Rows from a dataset
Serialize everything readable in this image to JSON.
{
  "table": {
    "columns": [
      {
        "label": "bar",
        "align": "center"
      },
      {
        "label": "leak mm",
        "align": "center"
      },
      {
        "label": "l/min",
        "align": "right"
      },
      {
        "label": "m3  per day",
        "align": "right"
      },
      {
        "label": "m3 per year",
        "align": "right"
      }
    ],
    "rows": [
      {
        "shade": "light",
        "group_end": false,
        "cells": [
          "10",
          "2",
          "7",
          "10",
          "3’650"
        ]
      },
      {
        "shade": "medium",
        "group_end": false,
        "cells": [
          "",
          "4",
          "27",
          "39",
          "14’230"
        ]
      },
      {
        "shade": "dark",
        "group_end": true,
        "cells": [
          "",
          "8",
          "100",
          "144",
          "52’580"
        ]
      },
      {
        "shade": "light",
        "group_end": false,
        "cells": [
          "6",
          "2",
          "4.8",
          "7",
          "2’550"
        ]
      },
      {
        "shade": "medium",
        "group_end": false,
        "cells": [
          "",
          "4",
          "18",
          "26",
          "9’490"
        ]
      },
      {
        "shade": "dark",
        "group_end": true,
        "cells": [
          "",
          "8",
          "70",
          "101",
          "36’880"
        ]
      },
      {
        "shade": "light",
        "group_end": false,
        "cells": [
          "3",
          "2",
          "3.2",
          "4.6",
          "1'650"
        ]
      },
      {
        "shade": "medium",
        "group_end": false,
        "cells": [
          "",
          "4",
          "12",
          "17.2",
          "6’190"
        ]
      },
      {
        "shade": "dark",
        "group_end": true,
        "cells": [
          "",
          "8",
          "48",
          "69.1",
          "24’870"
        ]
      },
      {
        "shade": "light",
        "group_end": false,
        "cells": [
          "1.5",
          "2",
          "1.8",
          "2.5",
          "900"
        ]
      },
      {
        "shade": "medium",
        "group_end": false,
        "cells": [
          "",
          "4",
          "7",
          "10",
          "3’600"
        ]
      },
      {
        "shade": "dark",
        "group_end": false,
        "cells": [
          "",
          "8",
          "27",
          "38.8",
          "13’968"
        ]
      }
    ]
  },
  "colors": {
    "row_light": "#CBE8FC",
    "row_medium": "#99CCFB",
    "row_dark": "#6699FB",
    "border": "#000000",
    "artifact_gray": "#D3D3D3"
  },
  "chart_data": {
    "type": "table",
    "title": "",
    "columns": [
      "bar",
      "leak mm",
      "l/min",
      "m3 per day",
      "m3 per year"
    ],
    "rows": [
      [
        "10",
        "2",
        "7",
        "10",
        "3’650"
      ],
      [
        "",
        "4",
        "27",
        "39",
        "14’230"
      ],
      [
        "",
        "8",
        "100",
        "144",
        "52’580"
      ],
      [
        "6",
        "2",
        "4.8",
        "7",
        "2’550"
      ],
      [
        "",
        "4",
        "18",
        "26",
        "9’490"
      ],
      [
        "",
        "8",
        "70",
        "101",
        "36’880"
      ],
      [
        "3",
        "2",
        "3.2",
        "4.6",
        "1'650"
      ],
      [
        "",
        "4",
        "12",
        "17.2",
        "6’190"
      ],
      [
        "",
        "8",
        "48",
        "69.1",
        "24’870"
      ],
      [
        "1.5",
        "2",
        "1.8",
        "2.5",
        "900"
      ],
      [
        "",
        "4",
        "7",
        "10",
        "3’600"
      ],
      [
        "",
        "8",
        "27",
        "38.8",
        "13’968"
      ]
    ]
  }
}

▸ Given request: Take the listing above and write it out again exactly.

▸ Written response:
Serialize everything readable in this image to JSON.
{
  "table": {
    "columns": [
      {
        "label": "bar",
        "align": "center"
      },
      {
        "label": "leak mm",
        "align": "center"
      },
      {
        "label": "l/min",
        "align": "right"
      },
      {
        "label": "m3  per day",
        "align": "right"
      },
      {
        "label": "m3 per year",
        "align": "right"
      }
    ],
    "rows": [
      {
        "shade": "light",
        "group_end": false,
        "cells": [
          "10",
          "2",
          "7",
          "10",
          "3’650"
        ]
      },
      {
        "shade": "medium",
        "group_end": false,
        "cells": [
          "",
          "4",
          "27",
          "39",
          "14’230"
        ]
      },
      {
        "shade": "dark",
        "group_end": true,
        "cells": [
          "",
          "8",
          "100",
          "144",
          "52’580"
        ]
      },
      {
        "shade": "light",
        "group_end": false,
        "cells": [
          "6",
          "2",
          "4.8",
          "7",
          "2’550"
        ]
      },
      {
        "shade": "medium",
        "group_end": false,
        "cells": [
          "",
          "4",
          "18",
          "26",
          "9’490"
        ]
      },
      {
        "shade": "dark",
        "group_end": true,
        "cells": [
          "",
          "8",
          "70",
          "101",
          "36’880"
        ]
      },
      {
        "shade": "light",
        "group_end": false,
        "cells": [
          "3",
          "2",
          "3.2",
          "4.6",
          "1'650"
        ]
      },
      {
        "shade": "medium",
        "group_end": false,
        "cells": [
          "",
          "4",
          "12",
          "17.2",
          "6’190"
        ]
      },
      {
        "shade": "dark",
        "group_end": true,
        "cells": [
          "",
          "8",
          "48",
          "69.1",
          "24’870"
        ]
      },
      {
        "shade": "light",
        "group_end": false,
        "cells": [
          "1.5",
          "2",
          "1.8",
          "2.5",
          "900"
        ]
      },
      {
        "shade": "medium",
        "group_end": false,
        "cells": [
          "",
          "4",
          "7",
          "10",
          "3’600"
        ]
      },
      {
        "shade": "dark",
        "group_end": false,
        "cells": [
          "",
          "8",
          "27",
          "38.8",
          "13’968"
        ]
      }
    ]
  },
  "colors": {
    "row_light": "#CBE8FC",
    "row_medium": "#99CCFB",
    "row_dark": "#6699FB",
    "border": "#000000",
    "artifact_gray": "#D3D3D3"
  },
  "chart_data": {
    "type": "table",
    "title": "",
    "columns": [
      "bar",
      "leak mm",
      "l/min",
      "m3 per day",
      "m3 per year"
    ],
    "rows": [
      [
        "10",
        "2",
        "7",
        "10",
        "3’650"
      ],
      [
        "",
        "4",
        "27",
        "39",
        "14’230"
      ],
      [
        "",
        "8",
        "100",
        "144",
        "52’580"
      ],
      [
        "6",
        "2",
        "4.8",
        "7",
        "2’550"
      ],
      [
        "",
        "4",
        "18",
        "26",
        "9’490"
      ],
      [
        "",
        "8",
        "70",
        "101",
        "36’880"
      ],
      [
        "3",
        "2",
        "3.2",
        "4.6",
        "1'650"
      ],
      [
        "",
        "4",
        "12",
        "17.2",
        "6’190"
      ],
      [
        "",
        "8",
        "48",
        "69.1",
        "24’870"
      ],
      [
        "1.5",
        "2",
        "1.8",
        "2.5",
        "900"
      ],
      [
        "",
        "4",
        "7",
        "10",
        "3’600"
      ],
      [
        "",
        "8",
        "27",
        "38.8",
        "13’968"
      ]
    ]
  }
}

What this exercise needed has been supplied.